Without omitting anything, return the records precisely as given.

• Stored records:
● ● ●

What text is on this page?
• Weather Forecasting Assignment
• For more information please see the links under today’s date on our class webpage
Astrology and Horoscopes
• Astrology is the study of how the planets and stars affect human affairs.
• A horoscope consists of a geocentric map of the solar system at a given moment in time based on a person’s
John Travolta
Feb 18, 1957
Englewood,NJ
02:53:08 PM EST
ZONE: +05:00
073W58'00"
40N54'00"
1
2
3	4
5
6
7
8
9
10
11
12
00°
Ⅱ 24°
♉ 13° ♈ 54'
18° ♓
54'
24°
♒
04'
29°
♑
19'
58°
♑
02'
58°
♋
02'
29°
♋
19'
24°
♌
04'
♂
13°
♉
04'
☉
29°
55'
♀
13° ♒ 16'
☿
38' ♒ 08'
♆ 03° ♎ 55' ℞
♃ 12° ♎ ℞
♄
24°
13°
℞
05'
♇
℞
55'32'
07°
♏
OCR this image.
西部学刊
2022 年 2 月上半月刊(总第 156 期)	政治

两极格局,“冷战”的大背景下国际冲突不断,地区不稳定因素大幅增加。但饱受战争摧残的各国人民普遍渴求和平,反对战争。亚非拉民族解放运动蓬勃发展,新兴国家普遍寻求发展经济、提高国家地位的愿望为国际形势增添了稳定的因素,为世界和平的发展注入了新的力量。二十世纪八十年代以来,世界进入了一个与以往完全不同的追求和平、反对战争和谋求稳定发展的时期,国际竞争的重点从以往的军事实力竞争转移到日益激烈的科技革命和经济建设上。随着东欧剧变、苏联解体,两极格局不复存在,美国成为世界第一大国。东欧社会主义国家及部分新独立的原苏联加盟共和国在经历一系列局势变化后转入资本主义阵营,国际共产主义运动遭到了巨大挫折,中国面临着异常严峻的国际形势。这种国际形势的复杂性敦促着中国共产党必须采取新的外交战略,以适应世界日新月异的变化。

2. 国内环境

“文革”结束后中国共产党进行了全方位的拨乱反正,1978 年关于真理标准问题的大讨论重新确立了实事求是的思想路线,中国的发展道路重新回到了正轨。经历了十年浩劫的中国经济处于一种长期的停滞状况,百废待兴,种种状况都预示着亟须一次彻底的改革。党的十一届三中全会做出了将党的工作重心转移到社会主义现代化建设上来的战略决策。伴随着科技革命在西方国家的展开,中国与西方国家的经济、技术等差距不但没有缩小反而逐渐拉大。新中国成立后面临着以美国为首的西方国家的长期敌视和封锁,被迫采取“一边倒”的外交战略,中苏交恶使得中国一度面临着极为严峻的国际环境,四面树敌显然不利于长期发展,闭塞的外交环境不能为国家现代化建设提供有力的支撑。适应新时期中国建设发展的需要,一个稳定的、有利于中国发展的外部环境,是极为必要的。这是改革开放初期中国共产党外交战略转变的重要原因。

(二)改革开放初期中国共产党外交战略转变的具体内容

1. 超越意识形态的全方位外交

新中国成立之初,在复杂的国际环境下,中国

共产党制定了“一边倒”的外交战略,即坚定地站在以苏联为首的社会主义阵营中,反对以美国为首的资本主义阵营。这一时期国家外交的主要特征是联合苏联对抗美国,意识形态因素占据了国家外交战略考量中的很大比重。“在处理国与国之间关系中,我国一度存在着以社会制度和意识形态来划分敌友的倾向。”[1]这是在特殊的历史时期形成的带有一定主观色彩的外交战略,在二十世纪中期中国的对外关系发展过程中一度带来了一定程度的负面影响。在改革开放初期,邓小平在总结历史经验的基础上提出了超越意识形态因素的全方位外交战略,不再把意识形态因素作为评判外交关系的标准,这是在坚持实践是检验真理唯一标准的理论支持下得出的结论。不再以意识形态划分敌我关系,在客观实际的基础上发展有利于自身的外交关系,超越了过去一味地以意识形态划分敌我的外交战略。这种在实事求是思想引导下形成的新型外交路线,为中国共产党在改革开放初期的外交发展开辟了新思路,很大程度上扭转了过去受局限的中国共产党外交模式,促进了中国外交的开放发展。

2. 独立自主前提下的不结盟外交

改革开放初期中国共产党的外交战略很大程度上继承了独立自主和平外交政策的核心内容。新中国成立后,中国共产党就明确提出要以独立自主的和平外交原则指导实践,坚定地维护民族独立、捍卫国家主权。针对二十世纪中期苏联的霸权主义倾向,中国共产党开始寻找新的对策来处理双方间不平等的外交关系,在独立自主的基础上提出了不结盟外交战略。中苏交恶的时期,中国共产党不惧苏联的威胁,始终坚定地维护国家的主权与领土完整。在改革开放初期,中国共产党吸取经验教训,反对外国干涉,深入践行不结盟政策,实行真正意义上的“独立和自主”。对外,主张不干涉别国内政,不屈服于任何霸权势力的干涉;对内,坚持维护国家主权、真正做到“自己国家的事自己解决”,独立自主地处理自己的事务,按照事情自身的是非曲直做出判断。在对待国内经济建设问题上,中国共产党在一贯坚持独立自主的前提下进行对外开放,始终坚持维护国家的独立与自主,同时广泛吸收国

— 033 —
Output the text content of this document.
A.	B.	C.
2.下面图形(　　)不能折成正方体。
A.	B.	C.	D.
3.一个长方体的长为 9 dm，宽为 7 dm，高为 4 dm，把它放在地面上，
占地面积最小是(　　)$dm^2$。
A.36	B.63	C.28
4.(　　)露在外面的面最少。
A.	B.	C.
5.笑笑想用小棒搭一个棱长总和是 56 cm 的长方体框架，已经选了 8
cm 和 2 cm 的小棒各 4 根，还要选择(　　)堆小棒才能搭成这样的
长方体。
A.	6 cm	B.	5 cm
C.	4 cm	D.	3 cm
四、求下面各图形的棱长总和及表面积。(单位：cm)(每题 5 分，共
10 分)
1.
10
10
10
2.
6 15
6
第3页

● ● ●

• In response:
What text is on this page?
• Weather Forecasting Assignment
• For more information please see the links under today’s date on our class webpage
Astrology and Horoscopes
• Astrology is the study of how the planets and stars affect human affairs.
• A horoscope consists of a geocentric map of the solar system at a given moment in time based on a person’s
John Travolta
Feb 18, 1957
Englewood,NJ
02:53:08 PM EST
ZONE: +05:00
073W58'00"
40N54'00"
1
2
3	4
5
6
7
8
9
10
11
12
00°
Ⅱ 24°
♉ 13° ♈ 54'
18° ♓
54'
24°
♒
04'
29°
♑
19'
58°
♑
02'
58°
♋
02'
29°
♋
19'
24°
♌
04'
♂
13°
♉
04'
☉
29°
55'
♀
13° ♒ 16'
☿
38' ♒ 08'
♆ 03° ♎ 55' ℞
♃ 12° ♎ ℞
♄
24°
13°
℞
05'
♇
℞
55'32'
07°
♏
OCR this image.
西部学刊
2022 年 2 月上半月刊(总第 156 期)	政治

两极格局,“冷战”的大背景下国际冲突不断,地区不稳定因素大幅增加。但饱受战争摧残的各国人民普遍渴求和平,反对战争。亚非拉民族解放运动蓬勃发展,新兴国家普遍寻求发展经济、提高国家地位的愿望为国际形势增添了稳定的因素,为世界和平的发展注入了新的力量。二十世纪八十年代以来,世界进入了一个与以往完全不同的追求和平、反对战争和谋求稳定发展的时期,国际竞争的重点从以往的军事实力竞争转移到日益激烈的科技革命和经济建设上。随着东欧剧变、苏联解体,两极格局不复存在,美国成为世界第一大国。东欧社会主义国家及部分新独立的原苏联加盟共和国在经历一系列局势变化后转入资本主义阵营,国际共产主义运动遭到了巨大挫折,中国面临着异常严峻的国际形势。这种国际形势的复杂性敦促着中国共产党必须采取新的外交战略,以适应世界日新月异的变化。

2. 国内环境

“文革”结束后中国共产党进行了全方位的拨乱反正,1978 年关于真理标准问题的大讨论重新确立了实事求是的思想路线,中国的发展道路重新回到了正轨。经历了十年浩劫的中国经济处于一种长期的停滞状况,百废待兴,种种状况都预示着亟须一次彻底的改革。党的十一届三中全会做出了将党的工作重心转移到社会主义现代化建设上来的战略决策。伴随着科技革命在西方国家的展开,中国与西方国家的经济、技术等差距不但没有缩小反而逐渐拉大。新中国成立后面临着以美国为首的西方国家的长期敌视和封锁,被迫采取“一边倒”的外交战略,中苏交恶使得中国一度面临着极为严峻的国际环境,四面树敌显然不利于长期发展,闭塞的外交环境不能为国家现代化建设提供有力的支撑。适应新时期中国建设发展的需要,一个稳定的、有利于中国发展的外部环境,是极为必要的。这是改革开放初期中国共产党外交战略转变的重要原因。

(二)改革开放初期中国共产党外交战略转变的具体内容

1. 超越意识形态的全方位外交

新中国成立之初,在复杂的国际环境下,中国

共产党制定了“一边倒”的外交战略,即坚定地站在以苏联为首的社会主义阵营中,反对以美国为首的资本主义阵营。这一时期国家外交的主要特征是联合苏联对抗美国,意识形态因素占据了国家外交战略考量中的很大比重。“在处理国与国之间关系中,我国一度存在着以社会制度和意识形态来划分敌友的倾向。”[1]这是在特殊的历史时期形成的带有一定主观色彩的外交战略,在二十世纪中期中国的对外关系发展过程中一度带来了一定程度的负面影响。在改革开放初期,邓小平在总结历史经验的基础上提出了超越意识形态因素的全方位外交战略,不再把意识形态因素作为评判外交关系的标准,这是在坚持实践是检验真理唯一标准的理论支持下得出的结论。不再以意识形态划分敌我关系,在客观实际的基础上发展有利于自身的外交关系,超越了过去一味地以意识形态划分敌我的外交战略。这种在实事求是思想引导下形成的新型外交路线,为中国共产党在改革开放初期的外交发展开辟了新思路,很大程度上扭转了过去受局限的中国共产党外交模式,促进了中国外交的开放发展。

2. 独立自主前提下的不结盟外交

改革开放初期中国共产党的外交战略很大程度上继承了独立自主和平外交政策的核心内容。新中国成立后,中国共产党就明确提出要以独立自主的和平外交原则指导实践,坚定地维护民族独立、捍卫国家主权。针对二十世纪中期苏联的霸权主义倾向,中国共产党开始寻找新的对策来处理双方间不平等的外交关系,在独立自主的基础上提出了不结盟外交战略。中苏交恶的时期,中国共产党不惧苏联的威胁,始终坚定地维护国家的主权与领土完整。在改革开放初期,中国共产党吸取经验教训,反对外国干涉,深入践行不结盟政策,实行真正意义上的“独立和自主”。对外,主张不干涉别国内政,不屈服于任何霸权势力的干涉;对内,坚持维护国家主权、真正做到“自己国家的事自己解决”,独立自主地处理自己的事务,按照事情自身的是非曲直做出判断。在对待国内经济建设问题上,中国共产党在一贯坚持独立自主的前提下进行对外开放,始终坚持维护国家的独立与自主,同时广泛吸收国

— 033 —
Output the text content of this document.
A.	B.	C.
2.下面图形(　　)不能折成正方体。
A.	B.	C.	D.
3.一个长方体的长为 9 dm，宽为 7 dm，高为 4 dm，把它放在地面上，
占地面积最小是(　　)$dm^2$。
A.36	B.63	C.28
4.(　　)露在外面的面最少。
A.	B.	C.
5.笑笑想用小棒搭一个棱长总和是 56 cm 的长方体框架，已经选了 8
cm 和 2 cm 的小棒各 4 根，还要选择(　　)堆小棒才能搭成这样的
长方体。
A.	6 cm	B.	5 cm
C.	4 cm	D.	3 cm
四、求下面各图形的棱长总和及表面积。(单位：cm)(每题 5 分，共
10 分)
1.
10
10
10
2.
6 15
6
第3页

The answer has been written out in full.